Restate all of the data exactly.

>> BEGIN Dataset records

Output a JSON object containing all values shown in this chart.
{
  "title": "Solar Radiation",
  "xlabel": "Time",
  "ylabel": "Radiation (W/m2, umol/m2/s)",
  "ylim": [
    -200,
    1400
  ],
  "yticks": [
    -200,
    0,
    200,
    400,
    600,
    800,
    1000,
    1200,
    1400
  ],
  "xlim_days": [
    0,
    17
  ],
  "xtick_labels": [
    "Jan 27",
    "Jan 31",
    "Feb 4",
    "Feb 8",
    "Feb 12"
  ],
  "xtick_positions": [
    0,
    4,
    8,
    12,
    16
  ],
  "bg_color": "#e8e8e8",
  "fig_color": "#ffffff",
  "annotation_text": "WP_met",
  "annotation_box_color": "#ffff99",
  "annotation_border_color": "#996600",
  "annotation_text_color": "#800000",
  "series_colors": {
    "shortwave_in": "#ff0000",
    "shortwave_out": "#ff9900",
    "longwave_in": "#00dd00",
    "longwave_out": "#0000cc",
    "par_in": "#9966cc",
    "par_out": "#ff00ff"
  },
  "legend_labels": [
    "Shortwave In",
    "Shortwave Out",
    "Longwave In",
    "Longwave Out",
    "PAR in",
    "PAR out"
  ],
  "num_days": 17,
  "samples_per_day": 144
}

>> END Dataset records

Output =>
Output a JSON object containing all values shown in this chart.
{
  "title": "Solar Radiation",
  "xlabel": "Time",
  "ylabel": "Radiation (W/m2, umol/m2/s)",
  "ylim": [
    -200,
    1400
  ],
  "yticks": [
    -200,
    0,
    200,
    400,
    600,
    800,
    1000,
    1200,
    1400
  ],
  "xlim_days": [
    0,
    17
  ],
  "xtick_labels": [
    "Jan 27",
    "Jan 31",
    "Feb 4",
    "Feb 8",
    "Feb 12"
  ],
  "xtick_positions": [
    0,
    4,
    8,
    12,
    16
  ],
  "bg_color": "#e8e8e8",
  "fig_color": "#ffffff",
  "annotation_text": "WP_met",
  "annotation_box_color": "#ffff99",
  "annotation_border_color": "#996600",
  "annotation_text_color": "#800000",
  "series_colors": {
    "shortwave_in": "#ff0000",
    "shortwave_out": "#ff9900",
    "longwave_in": "#00dd00",
    "longwave_out": "#0000cc",
    "par_in": "#9966cc",
    "par_out": "#ff00ff"
  },
  "legend_labels": [
    "Shortwave In",
    "Shortwave Out",
    "Longwave In",
    "Longwave Out",
    "PAR in",
    "PAR out"
  ],
  "num_days": 17,
  "samples_per_day": 144
}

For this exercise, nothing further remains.